▶ [Requirements]:
Exact repetition of every entry is required.

(Data records)
════
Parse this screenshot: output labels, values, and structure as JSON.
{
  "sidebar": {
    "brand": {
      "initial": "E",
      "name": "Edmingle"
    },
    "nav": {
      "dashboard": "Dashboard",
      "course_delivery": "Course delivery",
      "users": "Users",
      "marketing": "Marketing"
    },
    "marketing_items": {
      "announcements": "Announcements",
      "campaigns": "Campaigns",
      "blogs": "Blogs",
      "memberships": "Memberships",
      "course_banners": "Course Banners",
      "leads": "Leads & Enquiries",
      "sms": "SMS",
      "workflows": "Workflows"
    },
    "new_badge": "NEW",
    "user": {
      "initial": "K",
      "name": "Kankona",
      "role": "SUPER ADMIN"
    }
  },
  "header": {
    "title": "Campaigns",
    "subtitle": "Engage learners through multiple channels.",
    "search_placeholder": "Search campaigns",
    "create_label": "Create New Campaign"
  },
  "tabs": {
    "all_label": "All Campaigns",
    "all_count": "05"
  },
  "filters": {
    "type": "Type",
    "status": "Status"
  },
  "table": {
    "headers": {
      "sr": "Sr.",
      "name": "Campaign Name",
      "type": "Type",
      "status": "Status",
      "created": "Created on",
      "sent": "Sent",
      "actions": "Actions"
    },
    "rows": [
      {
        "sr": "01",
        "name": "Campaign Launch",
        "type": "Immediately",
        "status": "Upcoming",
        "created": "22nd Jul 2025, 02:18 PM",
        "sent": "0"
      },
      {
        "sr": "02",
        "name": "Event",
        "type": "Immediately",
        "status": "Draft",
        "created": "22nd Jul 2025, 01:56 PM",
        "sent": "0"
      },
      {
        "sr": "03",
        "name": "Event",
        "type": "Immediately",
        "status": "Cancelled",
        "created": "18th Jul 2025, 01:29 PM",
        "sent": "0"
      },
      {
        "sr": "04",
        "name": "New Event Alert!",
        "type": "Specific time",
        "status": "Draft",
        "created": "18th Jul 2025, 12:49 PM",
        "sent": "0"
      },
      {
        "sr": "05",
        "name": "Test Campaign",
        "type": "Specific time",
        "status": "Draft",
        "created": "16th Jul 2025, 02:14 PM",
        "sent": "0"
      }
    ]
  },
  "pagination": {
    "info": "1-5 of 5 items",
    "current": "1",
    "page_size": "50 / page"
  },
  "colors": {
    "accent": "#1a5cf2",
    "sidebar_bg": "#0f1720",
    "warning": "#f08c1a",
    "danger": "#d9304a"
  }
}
════
▶ [Solution to the problem]:
Parse this screenshot: output labels, values, and structure as JSON.
{
  "sidebar": {
    "brand": {
      "initial": "E",
      "name": "Edmingle"
    },
    "nav": {
      "dashboard": "Dashboard",
      "course_delivery": "Course delivery",
      "users": "Users",
      "marketing": "Marketing"
    },
    "marketing_items": {
      "announcements": "Announcements",
      "campaigns": "Campaigns",
      "blogs": "Blogs",
      "memberships": "Memberships",
      "course_banners": "Course Banners",
      "leads": "Leads & Enquiries",
      "sms": "SMS",
      "workflows": "Workflows"
    },
    "new_badge": "NEW",
    "user": {
      "initial": "K",
      "name": "Kankona",
      "role": "SUPER ADMIN"
    }
  },
  "header": {
    "title": "Campaigns",
    "subtitle": "Engage learners through multiple channels.",
    "search_placeholder": "Search campaigns",
    "create_label": "Create New Campaign"
  },
  "tabs": {
    "all_label": "All Campaigns",
    "all_count": "05"
  },
  "filters": {
    "type": "Type",
    "status": "Status"
  },
  "table": {
    "headers": {
      "sr": "Sr.",
      "name": "Campaign Name",
      "type": "Type",
      "status": "Status",
      "created": "Created on",
      "sent": "Sent",
      "actions": "Actions"
    },
    "rows": [
      {
        "sr": "01",
        "name": "Campaign Launch",
        "type": "Immediately",
        "status": "Upcoming",
        "created": "22nd Jul 2025, 02:18 PM",
        "sent": "0"
      },
      {
        "sr": "02",
        "name": "Event",
        "type": "Immediately",
        "status": "Draft",
        "created": "22nd Jul 2025, 01:56 PM",
        "sent": "0"
      },
      {
        "sr": "03",
        "name": "Event",
        "type": "Immediately",
        "status": "Cancelled",
        "created": "18th Jul 2025, 01:29 PM",
        "sent": "0"
      },
      {
        "sr": "04",
        "name": "New Event Alert!",
        "type": "Specific time",
        "status": "Draft",
        "created": "18th Jul 2025, 12:49 PM",
        "sent": "0"
      },
      {
        "sr": "05",
        "name": "Test Campaign",
        "type": "Specific time",
        "status": "Draft",
        "created": "16th Jul 2025, 02:14 PM",
        "sent": "0"
      }
    ]
  },
  "pagination": {
    "info": "1-5 of 5 items",
    "current": "1",
    "page_size": "50 / page"
  },
  "colors": {
    "accent": "#1a5cf2",
    "sidebar_bg": "#0f1720",
    "warning": "#f08c1a",
    "danger": "#d9304a"
  }
}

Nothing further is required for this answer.